Output the rows as a Markdown table with two columns, Number and Line, giving each line its number and leaving out blank lines. Begin at the first line of the rows and stop after the line that contains "candle-body <box>301 214 307 242</box>".

-- begin The data --

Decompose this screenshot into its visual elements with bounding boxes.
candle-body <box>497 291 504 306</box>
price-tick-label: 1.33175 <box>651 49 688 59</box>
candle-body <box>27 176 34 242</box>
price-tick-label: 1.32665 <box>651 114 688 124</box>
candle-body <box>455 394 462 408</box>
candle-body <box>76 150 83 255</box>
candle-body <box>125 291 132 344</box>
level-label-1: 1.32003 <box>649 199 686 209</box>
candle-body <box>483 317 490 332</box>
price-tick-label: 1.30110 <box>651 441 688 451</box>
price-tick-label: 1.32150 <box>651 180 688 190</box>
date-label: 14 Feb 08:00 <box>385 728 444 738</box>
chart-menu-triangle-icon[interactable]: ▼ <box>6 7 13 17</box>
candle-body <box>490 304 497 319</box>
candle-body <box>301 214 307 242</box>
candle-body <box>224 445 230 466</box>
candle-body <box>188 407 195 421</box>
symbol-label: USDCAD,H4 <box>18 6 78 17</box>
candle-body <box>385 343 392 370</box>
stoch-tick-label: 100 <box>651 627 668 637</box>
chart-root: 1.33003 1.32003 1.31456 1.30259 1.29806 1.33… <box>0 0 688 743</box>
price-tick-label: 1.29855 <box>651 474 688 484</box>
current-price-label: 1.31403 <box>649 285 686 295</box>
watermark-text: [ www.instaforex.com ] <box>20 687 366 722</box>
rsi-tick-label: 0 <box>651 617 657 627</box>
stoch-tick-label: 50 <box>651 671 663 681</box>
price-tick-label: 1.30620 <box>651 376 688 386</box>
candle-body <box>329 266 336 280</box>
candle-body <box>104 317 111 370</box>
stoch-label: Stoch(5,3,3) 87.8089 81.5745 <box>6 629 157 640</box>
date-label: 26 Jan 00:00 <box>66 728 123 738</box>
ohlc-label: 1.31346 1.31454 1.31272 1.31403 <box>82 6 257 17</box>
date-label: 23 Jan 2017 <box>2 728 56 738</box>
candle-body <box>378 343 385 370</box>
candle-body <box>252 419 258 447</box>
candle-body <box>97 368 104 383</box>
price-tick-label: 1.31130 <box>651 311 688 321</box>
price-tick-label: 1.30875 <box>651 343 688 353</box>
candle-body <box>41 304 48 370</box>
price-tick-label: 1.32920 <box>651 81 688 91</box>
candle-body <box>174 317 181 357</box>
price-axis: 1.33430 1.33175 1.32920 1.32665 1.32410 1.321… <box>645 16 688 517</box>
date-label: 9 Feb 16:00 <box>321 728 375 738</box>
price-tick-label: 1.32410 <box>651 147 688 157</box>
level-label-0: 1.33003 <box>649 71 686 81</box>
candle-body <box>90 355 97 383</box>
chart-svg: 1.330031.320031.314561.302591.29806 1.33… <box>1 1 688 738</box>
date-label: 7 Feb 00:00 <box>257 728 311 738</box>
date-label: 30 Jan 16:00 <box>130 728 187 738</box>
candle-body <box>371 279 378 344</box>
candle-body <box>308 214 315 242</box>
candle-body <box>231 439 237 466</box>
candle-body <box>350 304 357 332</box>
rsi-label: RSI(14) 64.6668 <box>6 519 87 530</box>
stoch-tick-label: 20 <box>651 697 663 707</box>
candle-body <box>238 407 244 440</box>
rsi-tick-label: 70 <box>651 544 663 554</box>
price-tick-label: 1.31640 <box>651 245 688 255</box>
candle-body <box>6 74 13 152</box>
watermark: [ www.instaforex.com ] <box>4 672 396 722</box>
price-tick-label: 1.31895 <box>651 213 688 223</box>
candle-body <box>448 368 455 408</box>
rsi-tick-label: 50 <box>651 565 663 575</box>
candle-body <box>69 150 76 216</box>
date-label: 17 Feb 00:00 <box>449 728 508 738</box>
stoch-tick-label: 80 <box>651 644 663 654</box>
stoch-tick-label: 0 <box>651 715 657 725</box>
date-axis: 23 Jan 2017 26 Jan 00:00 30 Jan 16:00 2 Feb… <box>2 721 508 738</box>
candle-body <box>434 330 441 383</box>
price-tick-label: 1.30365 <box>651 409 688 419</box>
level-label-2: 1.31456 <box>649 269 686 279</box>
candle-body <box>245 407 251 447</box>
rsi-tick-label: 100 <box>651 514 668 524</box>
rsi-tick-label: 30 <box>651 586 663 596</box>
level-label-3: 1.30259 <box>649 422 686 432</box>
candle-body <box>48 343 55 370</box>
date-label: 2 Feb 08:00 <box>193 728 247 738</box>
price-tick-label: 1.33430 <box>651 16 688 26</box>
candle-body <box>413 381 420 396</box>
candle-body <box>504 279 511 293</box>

-- end The data --

*Solved exercise*.
| Number | Line |
|---|---|
| 1 | Decompose this screenshot into its visual elements with bounding boxes. |
| 2 | candle-body <box>497 291 504 306</box> |
| 3 | price-tick-label: 1.33175 <box>651 49 688 59</box> |
| 4 | candle-body <box>27 176 34 242</box> |
| 5 | price-tick-label: 1.32665 <box>651 114 688 124</box> |
| 6 | candle-body <box>455 394 462 408</box> |
| 7 | candle-body <box>76 150 83 255</box> |
| 8 | candle-body <box>125 291 132 344</box> |
| 9 | level-label-1: 1.32003 <box>649 199 686 209</box> |
| 10 | candle-body <box>483 317 490 332</box> |
| 11 | price-tick-label: 1.30110 <box>651 441 688 451</box> |
| 12 | price-tick-label: 1.32150 <box>651 180 688 190</box> |
| 13 | date-label: 14 Feb 08:00 <box>385 728 444 738</box> |
| 14 | chart-menu-triangle-icon[interactable]: ▼ <box>6 7 13 17</box> |
| 15 | candle-body <box>490 304 497 319</box> |
| 16 | candle-body <box>301 214 307 242</box> |